(Rows)
__________________________________________________

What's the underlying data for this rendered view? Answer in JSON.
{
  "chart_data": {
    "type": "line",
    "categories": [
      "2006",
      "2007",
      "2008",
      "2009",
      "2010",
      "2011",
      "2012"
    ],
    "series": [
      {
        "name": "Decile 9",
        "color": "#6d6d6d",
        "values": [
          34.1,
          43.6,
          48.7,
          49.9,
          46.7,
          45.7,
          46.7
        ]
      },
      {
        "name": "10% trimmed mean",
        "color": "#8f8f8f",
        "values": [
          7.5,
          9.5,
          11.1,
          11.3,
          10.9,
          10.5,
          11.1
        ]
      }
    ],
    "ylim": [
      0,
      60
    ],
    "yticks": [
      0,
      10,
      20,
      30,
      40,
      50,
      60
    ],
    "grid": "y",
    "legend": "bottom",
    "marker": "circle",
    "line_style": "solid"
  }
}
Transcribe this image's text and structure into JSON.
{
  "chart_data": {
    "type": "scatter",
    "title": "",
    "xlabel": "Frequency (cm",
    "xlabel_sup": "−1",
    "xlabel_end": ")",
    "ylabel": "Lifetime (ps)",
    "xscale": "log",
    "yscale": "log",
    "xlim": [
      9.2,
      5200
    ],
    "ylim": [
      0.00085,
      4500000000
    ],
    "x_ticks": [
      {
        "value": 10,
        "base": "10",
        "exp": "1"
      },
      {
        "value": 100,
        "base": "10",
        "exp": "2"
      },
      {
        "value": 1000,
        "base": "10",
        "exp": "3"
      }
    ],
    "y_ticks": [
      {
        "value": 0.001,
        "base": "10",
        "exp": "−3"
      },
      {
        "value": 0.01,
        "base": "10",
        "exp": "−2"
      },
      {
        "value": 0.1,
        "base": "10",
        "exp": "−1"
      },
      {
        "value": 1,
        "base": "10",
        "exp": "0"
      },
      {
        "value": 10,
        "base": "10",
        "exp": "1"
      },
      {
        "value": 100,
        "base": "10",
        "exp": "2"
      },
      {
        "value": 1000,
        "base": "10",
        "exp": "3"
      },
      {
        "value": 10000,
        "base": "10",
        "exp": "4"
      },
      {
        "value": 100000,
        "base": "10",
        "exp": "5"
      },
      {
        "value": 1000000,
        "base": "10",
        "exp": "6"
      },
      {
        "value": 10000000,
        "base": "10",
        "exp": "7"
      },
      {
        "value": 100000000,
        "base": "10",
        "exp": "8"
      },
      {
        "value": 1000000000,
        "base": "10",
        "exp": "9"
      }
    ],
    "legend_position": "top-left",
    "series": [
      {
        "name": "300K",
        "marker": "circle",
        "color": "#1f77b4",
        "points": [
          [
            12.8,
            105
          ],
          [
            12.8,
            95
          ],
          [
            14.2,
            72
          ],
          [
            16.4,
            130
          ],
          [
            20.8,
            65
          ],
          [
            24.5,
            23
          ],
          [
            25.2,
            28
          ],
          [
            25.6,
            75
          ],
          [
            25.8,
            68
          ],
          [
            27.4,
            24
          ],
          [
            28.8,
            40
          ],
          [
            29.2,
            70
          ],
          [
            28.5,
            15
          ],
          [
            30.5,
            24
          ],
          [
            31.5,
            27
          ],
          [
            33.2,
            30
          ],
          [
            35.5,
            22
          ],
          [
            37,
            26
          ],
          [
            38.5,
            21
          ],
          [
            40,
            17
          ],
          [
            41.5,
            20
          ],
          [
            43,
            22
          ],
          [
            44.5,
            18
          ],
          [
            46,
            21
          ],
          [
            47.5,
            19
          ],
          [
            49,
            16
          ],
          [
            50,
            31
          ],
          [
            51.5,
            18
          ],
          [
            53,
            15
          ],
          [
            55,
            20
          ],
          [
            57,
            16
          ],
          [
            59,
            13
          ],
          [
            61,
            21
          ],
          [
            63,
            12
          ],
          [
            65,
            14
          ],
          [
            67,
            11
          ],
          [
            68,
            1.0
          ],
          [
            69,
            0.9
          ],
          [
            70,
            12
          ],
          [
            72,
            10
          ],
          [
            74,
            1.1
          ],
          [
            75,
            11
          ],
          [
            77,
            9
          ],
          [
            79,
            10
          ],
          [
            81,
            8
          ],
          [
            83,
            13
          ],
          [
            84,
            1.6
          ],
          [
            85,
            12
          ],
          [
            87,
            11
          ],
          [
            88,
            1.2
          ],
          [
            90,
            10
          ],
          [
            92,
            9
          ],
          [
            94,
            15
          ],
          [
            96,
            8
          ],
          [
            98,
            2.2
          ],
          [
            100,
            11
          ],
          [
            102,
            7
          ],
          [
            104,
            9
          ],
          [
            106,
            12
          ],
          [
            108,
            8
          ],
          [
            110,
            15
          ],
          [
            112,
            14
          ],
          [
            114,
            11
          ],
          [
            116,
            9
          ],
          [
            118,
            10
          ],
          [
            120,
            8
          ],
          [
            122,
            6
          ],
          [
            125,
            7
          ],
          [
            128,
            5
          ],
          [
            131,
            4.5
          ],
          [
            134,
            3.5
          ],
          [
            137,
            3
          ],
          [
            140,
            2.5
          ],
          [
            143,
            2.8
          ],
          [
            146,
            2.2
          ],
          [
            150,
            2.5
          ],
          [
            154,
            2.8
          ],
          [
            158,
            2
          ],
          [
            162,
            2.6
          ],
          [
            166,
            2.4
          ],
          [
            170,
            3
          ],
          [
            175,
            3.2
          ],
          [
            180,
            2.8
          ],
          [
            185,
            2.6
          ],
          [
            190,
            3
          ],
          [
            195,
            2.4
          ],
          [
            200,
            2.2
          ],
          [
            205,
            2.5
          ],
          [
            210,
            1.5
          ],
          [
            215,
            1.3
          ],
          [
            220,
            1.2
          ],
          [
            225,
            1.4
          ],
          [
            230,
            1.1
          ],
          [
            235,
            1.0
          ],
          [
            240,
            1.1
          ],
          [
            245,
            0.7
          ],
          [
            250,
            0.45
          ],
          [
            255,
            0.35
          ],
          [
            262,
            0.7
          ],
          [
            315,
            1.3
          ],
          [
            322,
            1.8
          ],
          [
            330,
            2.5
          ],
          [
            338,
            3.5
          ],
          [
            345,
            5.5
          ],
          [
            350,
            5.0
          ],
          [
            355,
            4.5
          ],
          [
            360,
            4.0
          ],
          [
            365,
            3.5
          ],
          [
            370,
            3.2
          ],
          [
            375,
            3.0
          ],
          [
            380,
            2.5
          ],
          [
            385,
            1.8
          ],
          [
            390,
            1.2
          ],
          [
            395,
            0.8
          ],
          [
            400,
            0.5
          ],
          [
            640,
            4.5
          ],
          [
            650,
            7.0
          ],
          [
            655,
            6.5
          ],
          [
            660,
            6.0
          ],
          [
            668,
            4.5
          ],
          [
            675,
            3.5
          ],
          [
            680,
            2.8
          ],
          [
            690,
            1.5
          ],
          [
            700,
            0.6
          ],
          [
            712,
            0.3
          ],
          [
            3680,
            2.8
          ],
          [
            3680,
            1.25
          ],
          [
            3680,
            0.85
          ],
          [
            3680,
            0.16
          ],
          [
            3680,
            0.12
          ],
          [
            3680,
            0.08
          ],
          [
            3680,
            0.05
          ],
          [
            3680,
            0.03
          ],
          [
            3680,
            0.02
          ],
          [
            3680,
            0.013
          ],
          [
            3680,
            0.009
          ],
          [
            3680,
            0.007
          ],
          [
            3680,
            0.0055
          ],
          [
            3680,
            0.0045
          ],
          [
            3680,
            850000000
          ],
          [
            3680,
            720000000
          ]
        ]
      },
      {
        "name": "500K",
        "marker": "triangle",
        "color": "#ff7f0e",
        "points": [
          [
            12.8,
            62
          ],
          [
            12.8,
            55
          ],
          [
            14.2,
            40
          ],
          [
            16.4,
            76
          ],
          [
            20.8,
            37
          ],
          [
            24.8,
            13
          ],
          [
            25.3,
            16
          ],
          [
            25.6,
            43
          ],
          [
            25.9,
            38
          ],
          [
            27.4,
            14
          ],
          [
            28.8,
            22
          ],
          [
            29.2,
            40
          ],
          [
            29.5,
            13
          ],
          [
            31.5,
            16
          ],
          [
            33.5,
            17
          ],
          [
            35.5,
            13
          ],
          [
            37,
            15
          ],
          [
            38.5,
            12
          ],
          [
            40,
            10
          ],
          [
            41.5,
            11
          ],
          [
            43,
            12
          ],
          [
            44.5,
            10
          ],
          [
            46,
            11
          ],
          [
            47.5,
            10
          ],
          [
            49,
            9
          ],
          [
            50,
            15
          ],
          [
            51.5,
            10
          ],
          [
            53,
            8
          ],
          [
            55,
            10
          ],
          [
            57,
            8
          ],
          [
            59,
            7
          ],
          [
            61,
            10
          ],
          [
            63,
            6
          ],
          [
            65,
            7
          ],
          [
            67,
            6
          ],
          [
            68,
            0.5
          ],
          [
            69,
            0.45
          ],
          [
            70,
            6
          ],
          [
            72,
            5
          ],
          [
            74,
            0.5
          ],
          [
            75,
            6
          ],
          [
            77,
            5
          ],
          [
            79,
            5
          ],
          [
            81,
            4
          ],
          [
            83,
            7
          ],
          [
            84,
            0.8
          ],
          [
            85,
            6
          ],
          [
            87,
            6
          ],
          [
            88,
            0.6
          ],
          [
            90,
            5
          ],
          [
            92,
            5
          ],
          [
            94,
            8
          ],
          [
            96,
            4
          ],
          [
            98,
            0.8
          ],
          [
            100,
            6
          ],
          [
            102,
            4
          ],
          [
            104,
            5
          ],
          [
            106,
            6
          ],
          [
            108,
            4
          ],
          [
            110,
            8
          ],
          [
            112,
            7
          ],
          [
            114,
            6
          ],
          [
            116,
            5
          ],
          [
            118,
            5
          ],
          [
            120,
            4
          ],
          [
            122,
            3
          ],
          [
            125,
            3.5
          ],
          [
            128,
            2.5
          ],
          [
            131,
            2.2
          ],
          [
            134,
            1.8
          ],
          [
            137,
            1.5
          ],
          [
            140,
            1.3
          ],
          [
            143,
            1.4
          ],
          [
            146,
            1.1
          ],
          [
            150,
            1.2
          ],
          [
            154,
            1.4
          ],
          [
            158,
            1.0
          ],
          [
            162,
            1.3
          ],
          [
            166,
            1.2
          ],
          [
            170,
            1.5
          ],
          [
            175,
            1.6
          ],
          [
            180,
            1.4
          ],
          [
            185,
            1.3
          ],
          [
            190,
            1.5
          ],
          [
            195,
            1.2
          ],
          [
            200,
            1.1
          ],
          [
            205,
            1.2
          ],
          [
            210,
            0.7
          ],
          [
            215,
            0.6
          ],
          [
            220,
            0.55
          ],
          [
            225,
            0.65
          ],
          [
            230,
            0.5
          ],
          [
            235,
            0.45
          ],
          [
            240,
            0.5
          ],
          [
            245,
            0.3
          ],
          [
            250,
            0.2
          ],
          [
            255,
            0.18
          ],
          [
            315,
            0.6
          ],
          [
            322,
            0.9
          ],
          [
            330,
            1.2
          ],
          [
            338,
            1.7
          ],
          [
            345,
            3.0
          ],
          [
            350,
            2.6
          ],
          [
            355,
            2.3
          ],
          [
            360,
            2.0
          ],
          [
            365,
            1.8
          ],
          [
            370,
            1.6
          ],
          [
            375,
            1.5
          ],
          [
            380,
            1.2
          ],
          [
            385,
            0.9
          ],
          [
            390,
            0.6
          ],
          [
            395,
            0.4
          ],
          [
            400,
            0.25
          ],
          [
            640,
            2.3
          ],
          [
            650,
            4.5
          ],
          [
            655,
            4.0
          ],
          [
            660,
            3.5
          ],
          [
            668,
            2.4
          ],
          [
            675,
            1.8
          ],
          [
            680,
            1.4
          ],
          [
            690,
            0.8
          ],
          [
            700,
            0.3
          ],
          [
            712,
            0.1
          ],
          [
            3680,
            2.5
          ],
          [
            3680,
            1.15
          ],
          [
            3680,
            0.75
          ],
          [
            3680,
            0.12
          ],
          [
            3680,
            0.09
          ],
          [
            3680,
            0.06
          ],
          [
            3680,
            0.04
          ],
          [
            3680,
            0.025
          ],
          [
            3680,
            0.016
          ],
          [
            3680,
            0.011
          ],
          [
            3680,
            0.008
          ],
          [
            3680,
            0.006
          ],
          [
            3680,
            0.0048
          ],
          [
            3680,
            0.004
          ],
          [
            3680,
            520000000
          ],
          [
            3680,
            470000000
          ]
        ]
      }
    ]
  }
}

__________________________________________________

(Do this) From the entries above, return each line with the word "JSON" in it.

(Reply)
What's the underlying data for this rendered view? Answer in JSON.
Transcribe this image's text and structure into JSON.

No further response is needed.